** Start Record excerpts **

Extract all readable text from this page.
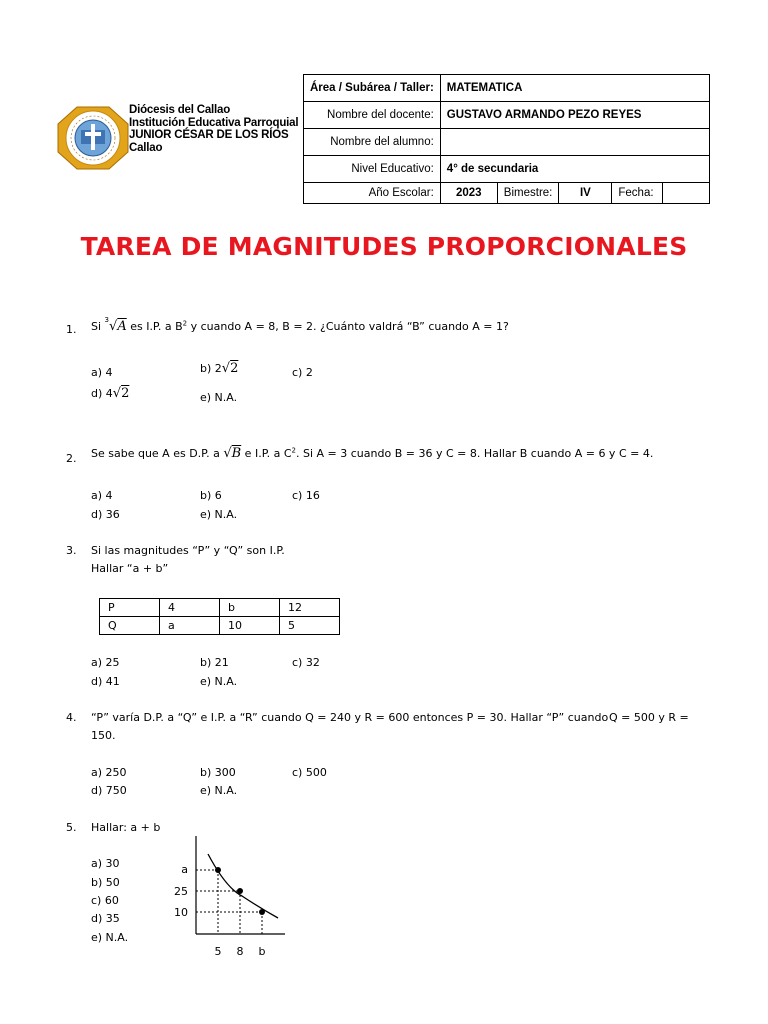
Diócesis del Callao
Institución Educativa Parroquial
JUNIOR CÉSAR DE LOS RÍOS
Callao
Área / Subárea / Taller:	MATEMATICA				
Nombre del docente:	GUSTAVO ARMANDO PEZO REYES				
Nombre del alumno:					
Nivel Educativo:	4° de secundaria				
Año Escolar:	2023	Bimestre:	IV	Fecha:	
TAREA DE MAGNITUDES PROPORCIONALES
1. Si $^3$√A es I.P. a $B^2$ y cuando A = 8, B = 2. ¿Cuánto valdrá “B” cuando A = 1?
a) 4	b) 2√2	c) 2
d) 4√2	e) N.A.
2. Se sabe que A es D.P. a √B e I.P. a $C^2$. Si A = 3 cuando B = 36 y C = 8. Hallar B cuando A = 6 y C = 4.
a) 4	b) 6	c) 16
d) 36	e) N.A.
3. Si las magnitudes “P” y “Q” son I.P.
Hallar “a + b”
P	4	b	12
Q	a	10	5
a) 25	b) 21	c) 32
d) 41	e) N.A.
4. “P” varía D.P. a “Q” e I.P. a “R” cuando Q = 240 y R = 600 entonces P = 30. Hallar “P” cuando Q = 500 y R =
150.
a) 250	b) 300	c) 500
d) 750	e) N.A.
5. Hallar: a + b
a) 30
b) 50
c) 60
d) 35
e) N.A.
a
25
10
5 8 b
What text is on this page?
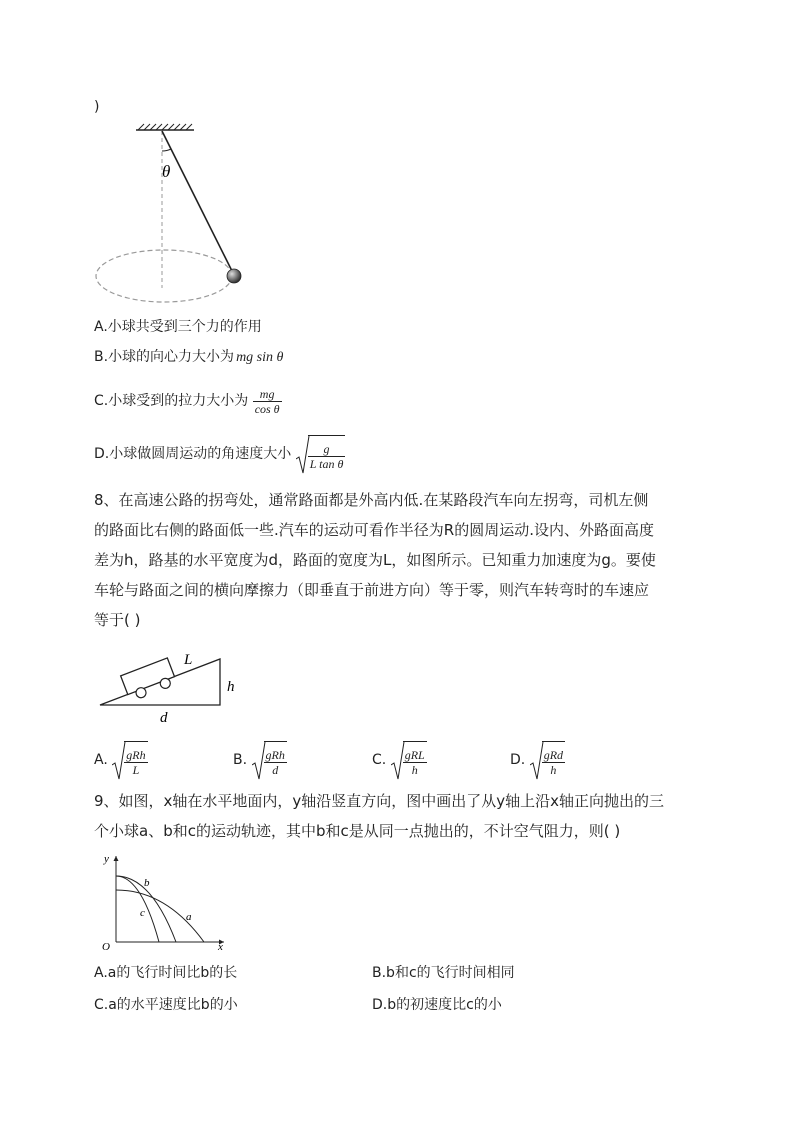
)
θ
A.小球共受到三个力的作用
B.小球的向心力大小为 mg sin θ
C.小球受到的拉力大小为 $\frac{mg}{\text{cos θ}}$
D.小球做圆周运动的角速度大小 $\frac{g}{\text{L tan θ}}$
8、在高速公路的拐弯处，通常路面都是外高内低.在某路段汽车向左拐弯，司机左侧
的路面比右侧的路面低一些.汽车的运动可看作半径为R的圆周运动.设内、外路面高度
差为h，路基的水平宽度为d，路面的宽度为L，如图所示。已知重力加速度为g。要使
车轮与路面之间的横向摩擦力（即垂直于前进方向）等于零，则汽车转弯时的车速应
等于( )
L
h
d
A. $\frac{\text{gRh}}{L}$	B. $\frac{\text{gRh}}{d}$	C. $\frac{\text{gRL}}{h}$	D. $\frac{\text{gRd}}{h}$
9、如图，x轴在水平地面内，y轴沿竖直方向，图中画出了从y轴上沿x轴正向抛出的三
个小球a、b和c的运动轨迹，其中b和c是从同一点抛出的，不计空气阻力，则( )
y
x
O
a
b
c
A.a的飞行时间比b的长	B.b和c的飞行时间相同
C.a的水平速度比b的小	D.b的初速度比c的小
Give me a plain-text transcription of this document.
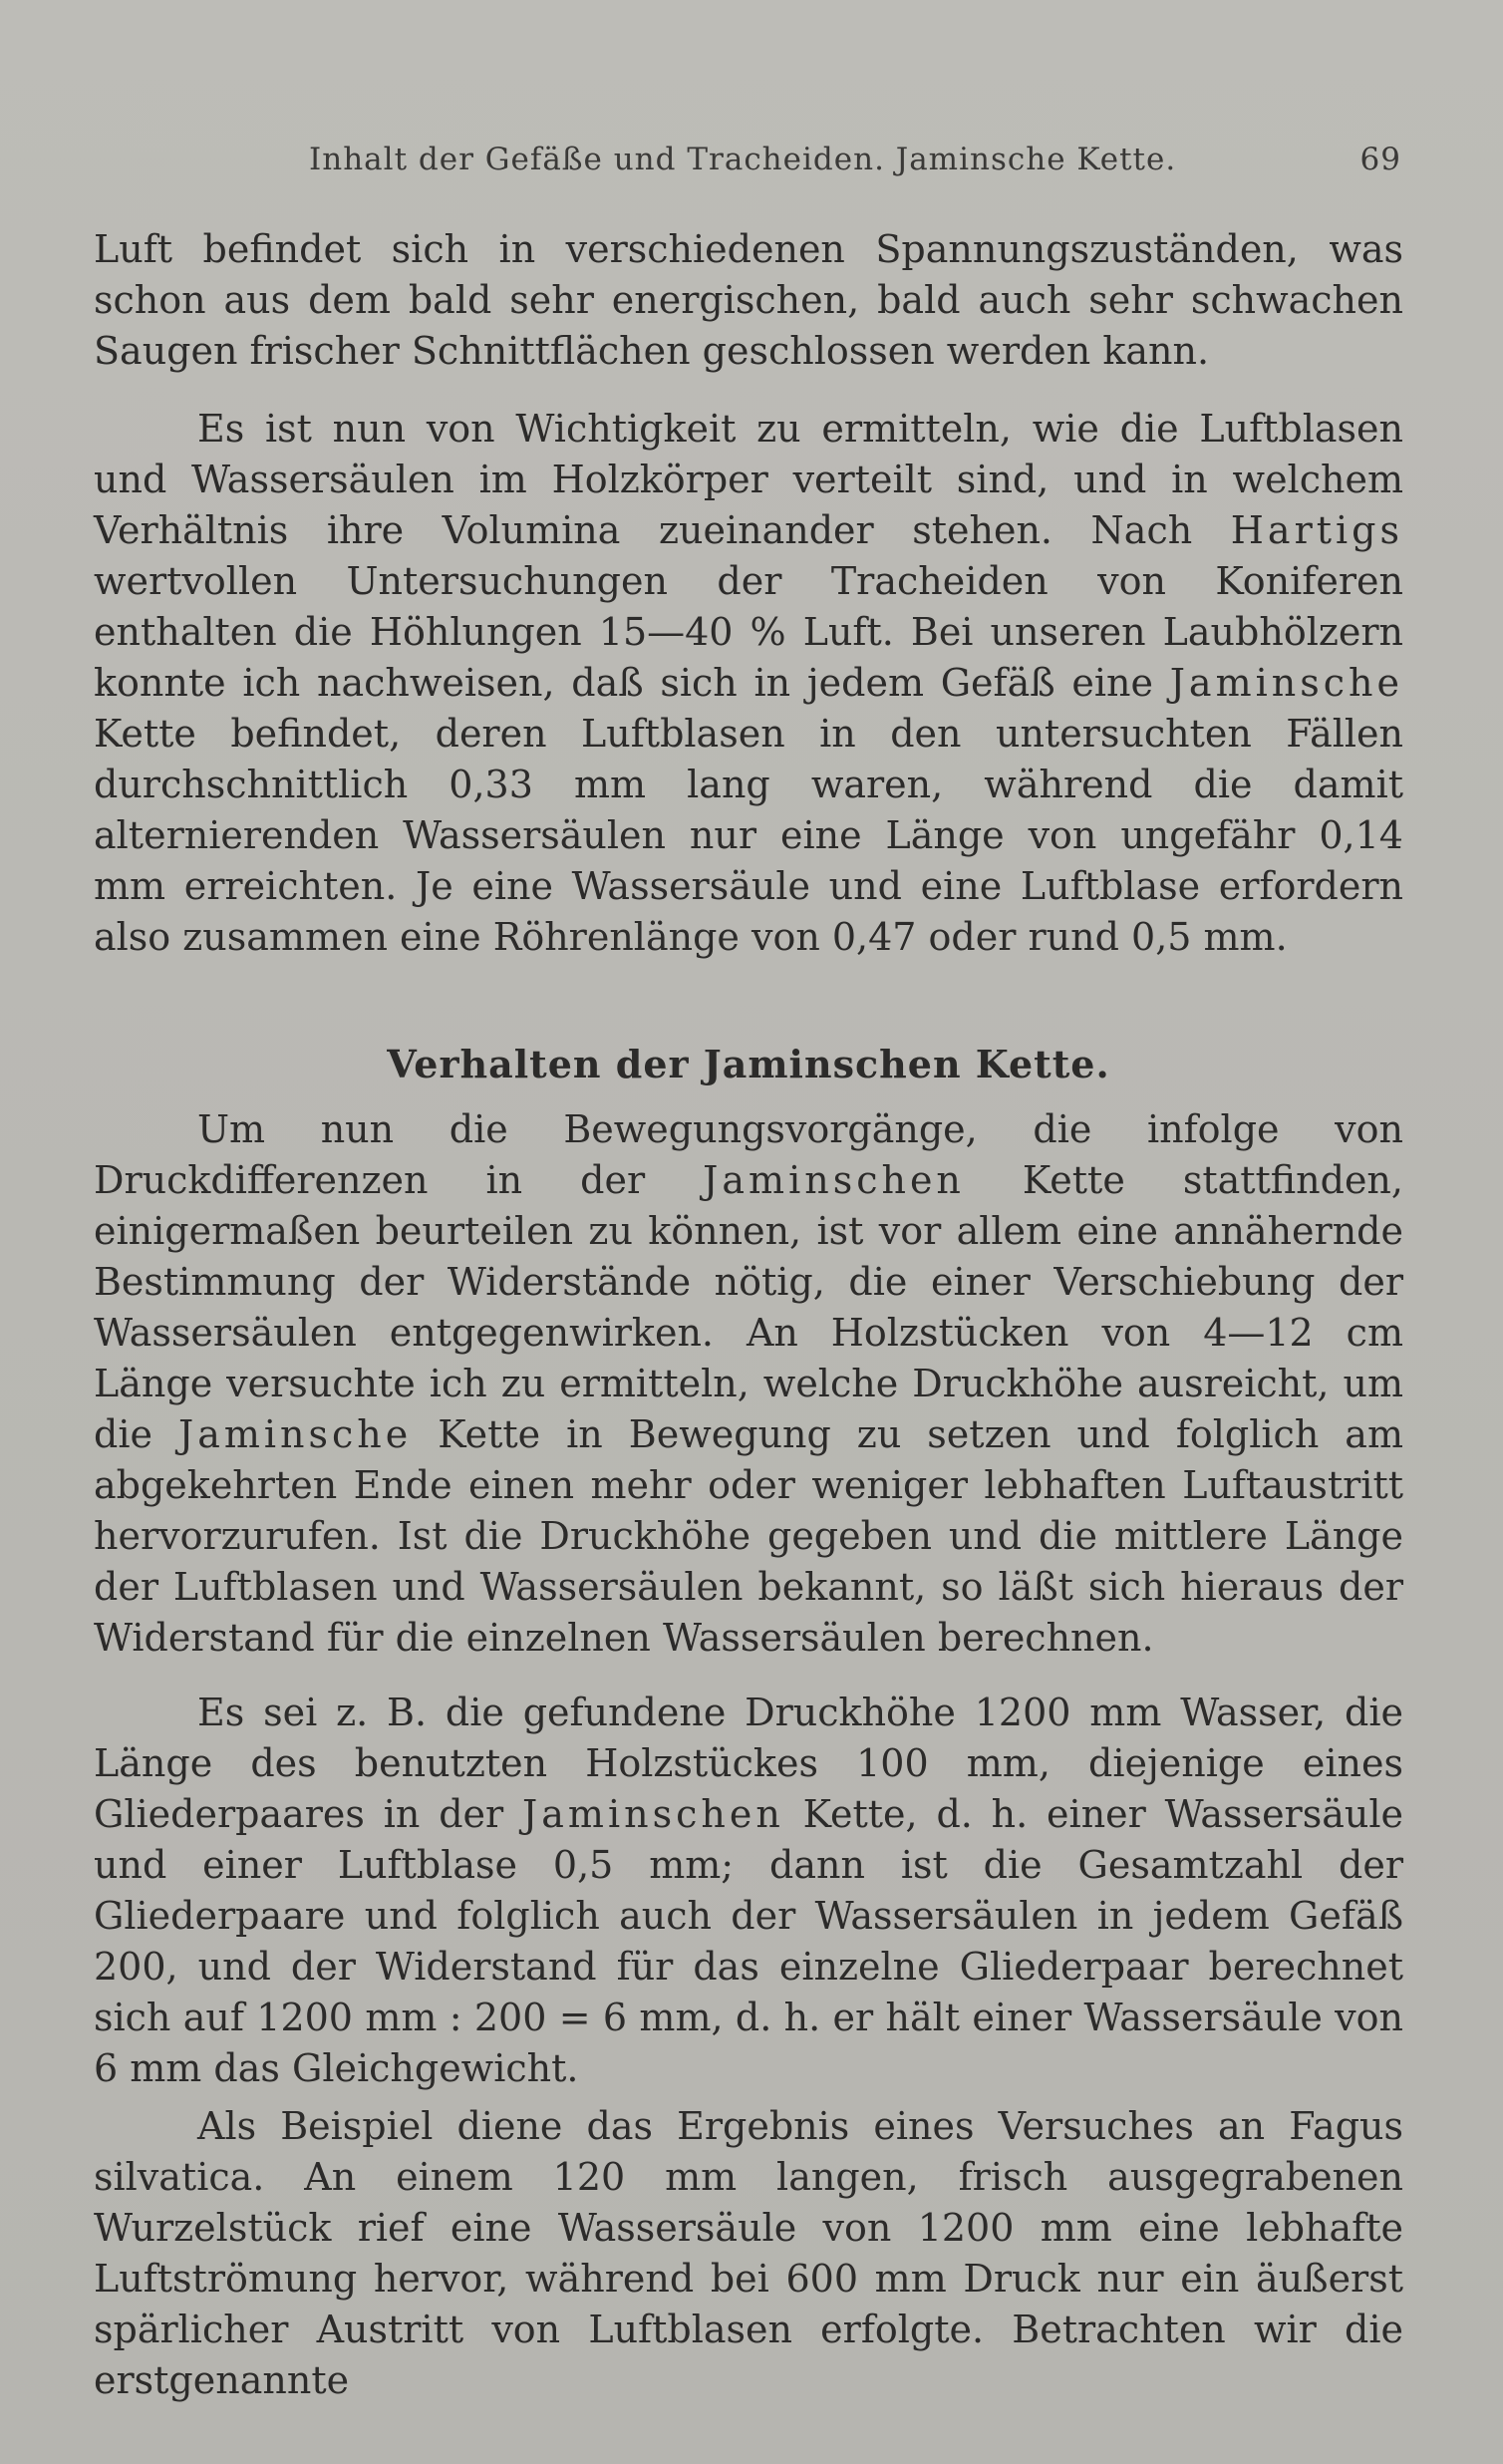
Inhalt der Gefäße und Tracheiden. Jaminsche Kette.	69

Luft befindet sich in verschiedenen Spannungszuständen, was schon aus dem bald sehr energischen, bald auch sehr schwachen Saugen frischer Schnittflächen geschlossen werden kann.

Es ist nun von Wichtigkeit zu ermitteln, wie die Luftblasen und Wassersäulen im Holzkörper verteilt sind, und in welchem Verhältnis ihre Volumina zueinander stehen. Nach Hartigs wertvollen Untersuchungen der Tracheiden von Koniferen enthalten die Höhlungen 15—40 % Luft. Bei unseren Laubhölzern konnte ich nachweisen, daß sich in jedem Gefäß eine Jaminsche Kette befindet, deren Luftblasen in den untersuchten Fällen durchschnittlich 0,33 mm lang waren, während die damit alternierenden Wassersäulen nur eine Länge von ungefähr 0,14 mm erreichten. Je eine Wassersäule und eine Luftblase erfordern also zusammen eine Röhrenlänge von 0,47 oder rund 0,5 mm.

Verhalten der Jaminschen Kette.

Um nun die Bewegungsvorgänge, die infolge von Druckdifferenzen in der Jaminschen Kette stattfinden, einigermaßen beurteilen zu können, ist vor allem eine annähernde Bestimmung der Widerstände nötig, die einer Verschiebung der Wassersäulen entgegenwirken. An Holzstücken von 4—12 cm Länge versuchte ich zu ermitteln, welche Druckhöhe ausreicht, um die Jaminsche Kette in Bewegung zu setzen und folglich am abgekehrten Ende einen mehr oder weniger lebhaften Luftaustritt hervorzurufen. Ist die Druckhöhe gegeben und die mittlere Länge der Luftblasen und Wassersäulen bekannt, so läßt sich hieraus der Widerstand für die einzelnen Wassersäulen berechnen.

Es sei z. B. die gefundene Druckhöhe 1200 mm Wasser, die Länge des benutzten Holzstückes 100 mm, diejenige eines Gliederpaares in der Jaminschen Kette, d. h. einer Wassersäule und einer Luftblase 0,5 mm; dann ist die Gesamtzahl der Gliederpaare und folglich auch der Wassersäulen in jedem Gefäß 200, und der Widerstand für das einzelne Gliederpaar berechnet sich auf 1200 mm : 200 = 6 mm, d. h. er hält einer Wassersäule von 6 mm das Gleichgewicht.

Als Beispiel diene das Ergebnis eines Versuches an Fagus silvatica. An einem 120 mm langen, frisch ausgegrabenen Wurzelstück rief eine Wassersäule von 1200 mm eine lebhafte Luftströmung hervor, während bei 600 mm Druck nur ein äußerst spärlicher Austritt von Luftblasen erfolgte. Betrachten wir die erstgenannte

** End Record excerpts **

- [What to do]: Please write out all the data again word for word, but not the pictures.

- [Output for this task]:
Extract all readable text from this page.
Diócesis del Callao
Institución Educativa Parroquial
JUNIOR CÉSAR DE LOS RÍOS
Callao
Área / Subárea / Taller:	MATEMATICA				
Nombre del docente:	GUSTAVO ARMANDO PEZO REYES				
Nombre del alumno:					
Nivel Educativo:	4° de secundaria				
Año Escolar:	2023	Bimestre:	IV	Fecha:	
TAREA DE MAGNITUDES PROPORCIONALES
1. Si $^3$√A es I.P. a $B^2$ y cuando A = 8, B = 2. ¿Cuánto valdrá “B” cuando A = 1?
a) 4	b) 2√2	c) 2
d) 4√2	e) N.A.
2. Se sabe que A es D.P. a √B e I.P. a $C^2$. Si A = 3 cuando B = 36 y C = 8. Hallar B cuando A = 6 y C = 4.
a) 4	b) 6	c) 16
d) 36	e) N.A.
3. Si las magnitudes “P” y “Q” son I.P.
Hallar “a + b”
P	4	b	12
Q	a	10	5
a) 25	b) 21	c) 32
d) 41	e) N.A.
4. “P” varía D.P. a “Q” e I.P. a “R” cuando Q = 240 y R = 600 entonces P = 30. Hallar “P” cuando Q = 500 y R =
150.
a) 250	b) 300	c) 500
d) 750	e) N.A.
5. Hallar: a + b
a) 30
b) 50
c) 60
d) 35
e) N.A.
a
25
10
5 8 b
What text is on this page?
)
θ
A.小球共受到三个力的作用
B.小球的向心力大小为 mg sin θ
C.小球受到的拉力大小为 $\frac{mg}{\text{cos θ}}$
D.小球做圆周运动的角速度大小 $\frac{g}{\text{L tan θ}}$
8、在高速公路的拐弯处，通常路面都是外高内低.在某路段汽车向左拐弯，司机左侧
的路面比右侧的路面低一些.汽车的运动可看作半径为R的圆周运动.设内、外路面高度
差为h，路基的水平宽度为d，路面的宽度为L，如图所示。已知重力加速度为g。要使
车轮与路面之间的横向摩擦力（即垂直于前进方向）等于零，则汽车转弯时的车速应
等于( )
L
h
d
A. $\frac{\text{gRh}}{L}$	B. $\frac{\text{gRh}}{d}$	C. $\frac{\text{gRL}}{h}$	D. $\frac{\text{gRd}}{h}$
9、如图，x轴在水平地面内，y轴沿竖直方向，图中画出了从y轴上沿x轴正向抛出的三
个小球a、b和c的运动轨迹，其中b和c是从同一点抛出的，不计空气阻力，则( )
y
x
O
a
b
c
A.a的飞行时间比b的长	B.b和c的飞行时间相同
C.a的水平速度比b的小	D.b的初速度比c的小
Give me a plain-text transcription of this document.
Inhalt der Gefäße und Tracheiden. Jaminsche Kette.	69

Luft befindet sich in verschiedenen Spannungszuständen, was schon aus dem bald sehr energischen, bald auch sehr schwachen Saugen frischer Schnittflächen geschlossen werden kann.

Es ist nun von Wichtigkeit zu ermitteln, wie die Luftblasen und Wassersäulen im Holzkörper verteilt sind, und in welchem Verhältnis ihre Volumina zueinander stehen. Nach Hartigs wertvollen Untersuchungen der Tracheiden von Koniferen enthalten die Höhlungen 15—40 % Luft. Bei unseren Laubhölzern konnte ich nachweisen, daß sich in jedem Gefäß eine Jaminsche Kette befindet, deren Luftblasen in den untersuchten Fällen durchschnittlich 0,33 mm lang waren, während die damit alternierenden Wassersäulen nur eine Länge von ungefähr 0,14 mm erreichten. Je eine Wassersäule und eine Luftblase erfordern also zusammen eine Röhrenlänge von 0,47 oder rund 0,5 mm.

Verhalten der Jaminschen Kette.

Um nun die Bewegungsvorgänge, die infolge von Druckdifferenzen in der Jaminschen Kette stattfinden, einigermaßen beurteilen zu können, ist vor allem eine annähernde Bestimmung der Widerstände nötig, die einer Verschiebung der Wassersäulen entgegenwirken. An Holzstücken von 4—12 cm Länge versuchte ich zu ermitteln, welche Druckhöhe ausreicht, um die Jaminsche Kette in Bewegung zu setzen und folglich am abgekehrten Ende einen mehr oder weniger lebhaften Luftaustritt hervorzurufen. Ist die Druckhöhe gegeben und die mittlere Länge der Luftblasen und Wassersäulen bekannt, so läßt sich hieraus der Widerstand für die einzelnen Wassersäulen berechnen.

Es sei z. B. die gefundene Druckhöhe 1200 mm Wasser, die Länge des benutzten Holzstückes 100 mm, diejenige eines Gliederpaares in der Jaminschen Kette, d. h. einer Wassersäule und einer Luftblase 0,5 mm; dann ist die Gesamtzahl der Gliederpaare und folglich auch der Wassersäulen in jedem Gefäß 200, und der Widerstand für das einzelne Gliederpaar berechnet sich auf 1200 mm : 200 = 6 mm, d. h. er hält einer Wassersäule von 6 mm das Gleichgewicht.

Als Beispiel diene das Ergebnis eines Versuches an Fagus silvatica. An einem 120 mm langen, frisch ausgegrabenen Wurzelstück rief eine Wassersäule von 1200 mm eine lebhafte Luftströmung hervor, während bei 600 mm Druck nur ein äußerst spärlicher Austritt von Luftblasen erfolgte. Betrachten wir die erstgenannte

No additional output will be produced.